Labeled box records:
-- start --

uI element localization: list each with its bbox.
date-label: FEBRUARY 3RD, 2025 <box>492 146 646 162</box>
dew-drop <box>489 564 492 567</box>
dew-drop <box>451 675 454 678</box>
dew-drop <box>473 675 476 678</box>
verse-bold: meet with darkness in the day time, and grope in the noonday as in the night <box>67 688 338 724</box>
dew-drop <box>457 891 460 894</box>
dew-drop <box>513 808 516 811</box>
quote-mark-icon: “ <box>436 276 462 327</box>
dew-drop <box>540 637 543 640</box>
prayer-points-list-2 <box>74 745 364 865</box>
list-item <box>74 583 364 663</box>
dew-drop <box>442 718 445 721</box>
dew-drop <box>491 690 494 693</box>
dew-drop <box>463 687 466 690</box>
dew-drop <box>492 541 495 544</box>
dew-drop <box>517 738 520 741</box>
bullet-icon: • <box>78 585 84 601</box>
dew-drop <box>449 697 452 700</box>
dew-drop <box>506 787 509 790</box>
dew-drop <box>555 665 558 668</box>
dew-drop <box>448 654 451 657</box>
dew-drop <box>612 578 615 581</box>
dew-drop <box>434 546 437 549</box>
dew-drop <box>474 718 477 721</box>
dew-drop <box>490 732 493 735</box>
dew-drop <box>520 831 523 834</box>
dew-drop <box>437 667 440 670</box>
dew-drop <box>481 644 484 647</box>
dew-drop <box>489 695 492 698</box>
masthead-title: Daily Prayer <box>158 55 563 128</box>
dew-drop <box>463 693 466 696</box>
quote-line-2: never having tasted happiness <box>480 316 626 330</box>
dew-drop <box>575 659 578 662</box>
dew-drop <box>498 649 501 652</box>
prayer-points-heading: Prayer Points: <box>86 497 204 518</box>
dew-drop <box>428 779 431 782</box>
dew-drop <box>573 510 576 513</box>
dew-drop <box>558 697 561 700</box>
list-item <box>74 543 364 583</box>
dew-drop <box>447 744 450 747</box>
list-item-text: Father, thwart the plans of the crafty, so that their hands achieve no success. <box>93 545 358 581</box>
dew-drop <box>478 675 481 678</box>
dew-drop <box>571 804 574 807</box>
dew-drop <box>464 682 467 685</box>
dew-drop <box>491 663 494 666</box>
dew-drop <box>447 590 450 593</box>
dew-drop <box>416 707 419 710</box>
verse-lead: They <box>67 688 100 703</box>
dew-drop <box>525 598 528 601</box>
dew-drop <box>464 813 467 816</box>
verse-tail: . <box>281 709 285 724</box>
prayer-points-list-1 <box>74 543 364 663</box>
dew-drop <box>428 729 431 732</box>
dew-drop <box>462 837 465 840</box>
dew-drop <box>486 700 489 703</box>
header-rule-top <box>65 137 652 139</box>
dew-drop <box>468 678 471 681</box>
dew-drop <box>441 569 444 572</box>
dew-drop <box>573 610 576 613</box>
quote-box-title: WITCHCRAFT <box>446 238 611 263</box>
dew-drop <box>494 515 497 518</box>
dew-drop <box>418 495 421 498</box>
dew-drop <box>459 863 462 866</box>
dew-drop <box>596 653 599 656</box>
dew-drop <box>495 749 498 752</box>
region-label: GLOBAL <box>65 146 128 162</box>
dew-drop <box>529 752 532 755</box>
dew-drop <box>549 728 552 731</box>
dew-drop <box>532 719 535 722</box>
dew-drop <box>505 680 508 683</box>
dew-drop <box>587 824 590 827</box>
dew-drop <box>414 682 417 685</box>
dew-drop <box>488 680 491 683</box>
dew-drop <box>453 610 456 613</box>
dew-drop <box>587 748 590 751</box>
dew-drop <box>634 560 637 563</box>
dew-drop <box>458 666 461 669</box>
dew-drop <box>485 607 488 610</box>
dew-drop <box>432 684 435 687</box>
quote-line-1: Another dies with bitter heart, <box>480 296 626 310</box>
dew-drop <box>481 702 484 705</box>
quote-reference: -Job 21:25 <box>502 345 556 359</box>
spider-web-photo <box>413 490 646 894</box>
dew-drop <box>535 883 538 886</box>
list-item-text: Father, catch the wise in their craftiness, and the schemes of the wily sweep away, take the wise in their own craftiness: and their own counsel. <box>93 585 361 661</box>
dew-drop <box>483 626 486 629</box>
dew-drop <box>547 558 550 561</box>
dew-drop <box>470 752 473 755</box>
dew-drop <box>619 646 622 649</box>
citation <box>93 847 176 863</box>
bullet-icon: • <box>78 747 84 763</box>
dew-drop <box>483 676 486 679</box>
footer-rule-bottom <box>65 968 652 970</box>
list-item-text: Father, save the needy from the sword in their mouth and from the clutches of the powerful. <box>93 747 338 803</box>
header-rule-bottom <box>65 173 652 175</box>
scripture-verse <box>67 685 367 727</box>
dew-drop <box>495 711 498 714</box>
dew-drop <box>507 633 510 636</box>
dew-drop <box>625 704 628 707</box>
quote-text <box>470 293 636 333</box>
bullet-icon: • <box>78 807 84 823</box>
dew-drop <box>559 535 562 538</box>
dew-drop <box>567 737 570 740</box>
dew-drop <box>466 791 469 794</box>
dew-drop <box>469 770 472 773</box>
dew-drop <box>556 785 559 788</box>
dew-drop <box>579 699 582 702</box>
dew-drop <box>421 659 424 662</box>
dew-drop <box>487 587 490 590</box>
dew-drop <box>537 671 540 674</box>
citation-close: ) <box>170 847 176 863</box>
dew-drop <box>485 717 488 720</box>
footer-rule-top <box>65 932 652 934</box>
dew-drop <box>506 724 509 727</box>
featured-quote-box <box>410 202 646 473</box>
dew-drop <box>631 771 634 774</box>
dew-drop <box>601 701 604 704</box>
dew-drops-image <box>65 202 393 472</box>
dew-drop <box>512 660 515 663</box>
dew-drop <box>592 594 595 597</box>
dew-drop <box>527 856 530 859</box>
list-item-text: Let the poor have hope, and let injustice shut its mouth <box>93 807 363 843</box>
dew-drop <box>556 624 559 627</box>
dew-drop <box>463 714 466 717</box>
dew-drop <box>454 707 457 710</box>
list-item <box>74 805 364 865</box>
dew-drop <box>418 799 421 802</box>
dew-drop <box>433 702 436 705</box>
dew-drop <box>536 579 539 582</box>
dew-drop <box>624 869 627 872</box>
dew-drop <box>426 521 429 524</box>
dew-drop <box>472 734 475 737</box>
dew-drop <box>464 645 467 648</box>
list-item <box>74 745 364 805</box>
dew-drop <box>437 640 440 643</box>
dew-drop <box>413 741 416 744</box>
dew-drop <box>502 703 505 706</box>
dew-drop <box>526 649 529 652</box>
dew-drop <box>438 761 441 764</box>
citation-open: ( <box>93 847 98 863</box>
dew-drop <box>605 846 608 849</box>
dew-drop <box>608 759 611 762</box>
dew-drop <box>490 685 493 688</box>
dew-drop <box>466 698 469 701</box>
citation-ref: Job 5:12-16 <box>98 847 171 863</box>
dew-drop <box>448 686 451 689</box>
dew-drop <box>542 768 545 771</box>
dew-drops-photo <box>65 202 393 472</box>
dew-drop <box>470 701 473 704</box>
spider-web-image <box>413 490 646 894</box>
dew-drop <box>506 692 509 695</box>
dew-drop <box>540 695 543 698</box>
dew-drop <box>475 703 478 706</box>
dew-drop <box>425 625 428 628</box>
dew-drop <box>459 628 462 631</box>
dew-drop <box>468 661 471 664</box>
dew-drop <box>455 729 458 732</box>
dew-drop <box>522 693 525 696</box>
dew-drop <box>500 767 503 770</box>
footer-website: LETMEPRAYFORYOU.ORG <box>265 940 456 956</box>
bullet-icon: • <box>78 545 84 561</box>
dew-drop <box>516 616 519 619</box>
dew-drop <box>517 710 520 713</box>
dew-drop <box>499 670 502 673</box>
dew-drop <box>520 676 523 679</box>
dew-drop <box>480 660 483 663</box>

-- end --
-- start --

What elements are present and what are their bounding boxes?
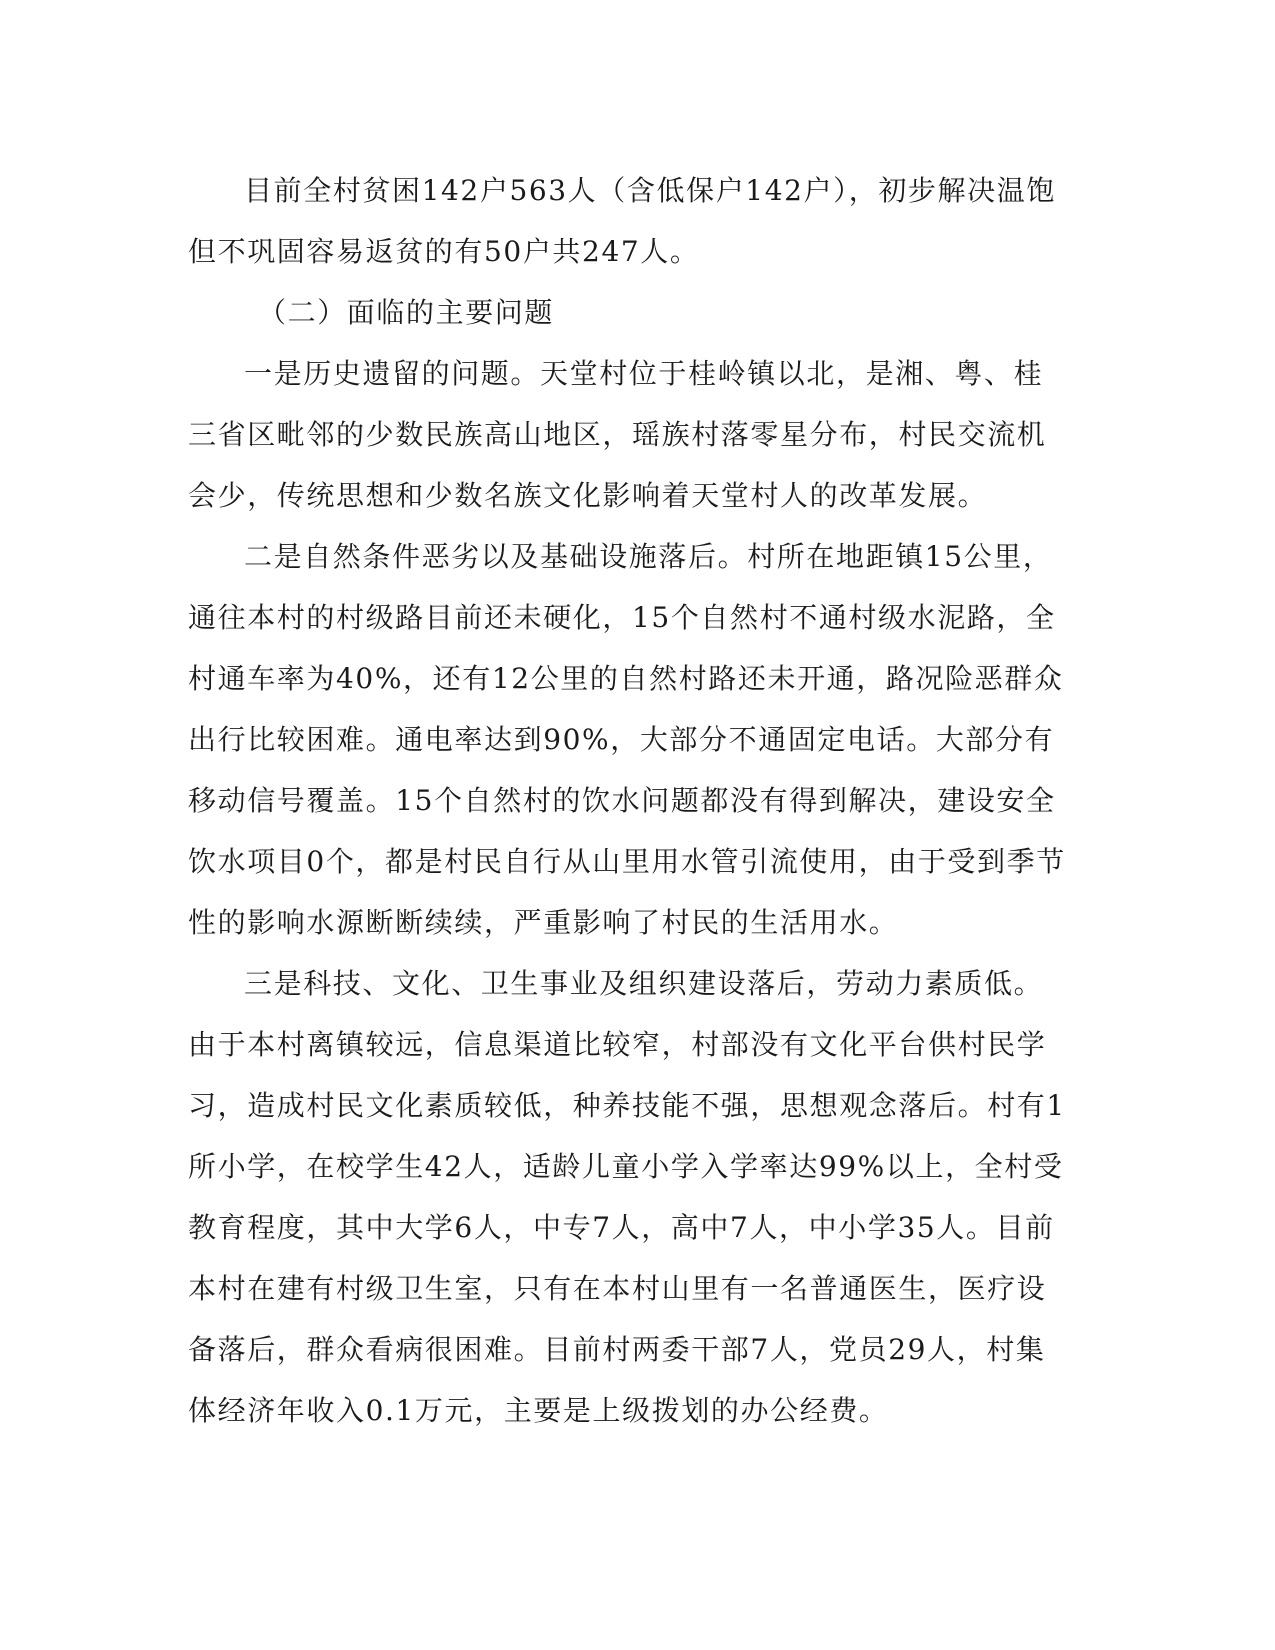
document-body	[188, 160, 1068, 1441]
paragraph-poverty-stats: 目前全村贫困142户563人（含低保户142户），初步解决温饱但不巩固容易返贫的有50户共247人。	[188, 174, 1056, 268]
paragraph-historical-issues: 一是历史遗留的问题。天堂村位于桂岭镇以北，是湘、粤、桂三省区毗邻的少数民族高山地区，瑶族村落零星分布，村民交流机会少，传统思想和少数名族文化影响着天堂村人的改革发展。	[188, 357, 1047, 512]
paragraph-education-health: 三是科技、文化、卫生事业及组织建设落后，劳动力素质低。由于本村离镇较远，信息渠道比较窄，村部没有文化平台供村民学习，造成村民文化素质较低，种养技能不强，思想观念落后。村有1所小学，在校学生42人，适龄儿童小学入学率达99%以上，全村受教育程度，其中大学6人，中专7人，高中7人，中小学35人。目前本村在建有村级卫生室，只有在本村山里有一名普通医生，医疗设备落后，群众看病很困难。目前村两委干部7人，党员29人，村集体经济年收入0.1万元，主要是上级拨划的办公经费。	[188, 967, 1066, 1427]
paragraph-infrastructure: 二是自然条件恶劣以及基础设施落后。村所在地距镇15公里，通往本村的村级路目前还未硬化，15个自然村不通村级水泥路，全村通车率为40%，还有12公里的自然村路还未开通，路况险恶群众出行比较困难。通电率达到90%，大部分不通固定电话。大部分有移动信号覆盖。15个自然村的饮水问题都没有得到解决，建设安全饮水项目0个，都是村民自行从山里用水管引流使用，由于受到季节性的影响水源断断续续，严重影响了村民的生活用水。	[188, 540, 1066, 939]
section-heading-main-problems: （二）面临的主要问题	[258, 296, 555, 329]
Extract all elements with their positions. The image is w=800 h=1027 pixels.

-- end --

== WRITTEN TASK ==
Retype, with no changes, the stretch of the material from the line containing "uI element localization: list" through the line containing "dew-drop <box>481 644 484 647</box>", including both of those lines.

== ANSWER TO THE TASK ==
uI element localization: list each with its bbox.
date-label: FEBRUARY 3RD, 2025 <box>492 146 646 162</box>
dew-drop <box>489 564 492 567</box>
dew-drop <box>451 675 454 678</box>
dew-drop <box>473 675 476 678</box>
verse-bold: meet with darkness in the day time, and grope in the noonday as in the night <box>67 688 338 724</box>
dew-drop <box>457 891 460 894</box>
dew-drop <box>513 808 516 811</box>
quote-mark-icon: “ <box>436 276 462 327</box>
dew-drop <box>540 637 543 640</box>
prayer-points-list-2 <box>74 745 364 865</box>
list-item <box>74 583 364 663</box>
dew-drop <box>442 718 445 721</box>
dew-drop <box>491 690 494 693</box>
dew-drop <box>463 687 466 690</box>
dew-drop <box>492 541 495 544</box>
dew-drop <box>517 738 520 741</box>
bullet-icon: • <box>78 585 84 601</box>
dew-drop <box>449 697 452 700</box>
dew-drop <box>506 787 509 790</box>
dew-drop <box>555 665 558 668</box>
dew-drop <box>448 654 451 657</box>
dew-drop <box>612 578 615 581</box>
dew-drop <box>434 546 437 549</box>
dew-drop <box>474 718 477 721</box>
dew-drop <box>490 732 493 735</box>
dew-drop <box>520 831 523 834</box>
dew-drop <box>437 667 440 670</box>
dew-drop <box>481 644 484 647</box>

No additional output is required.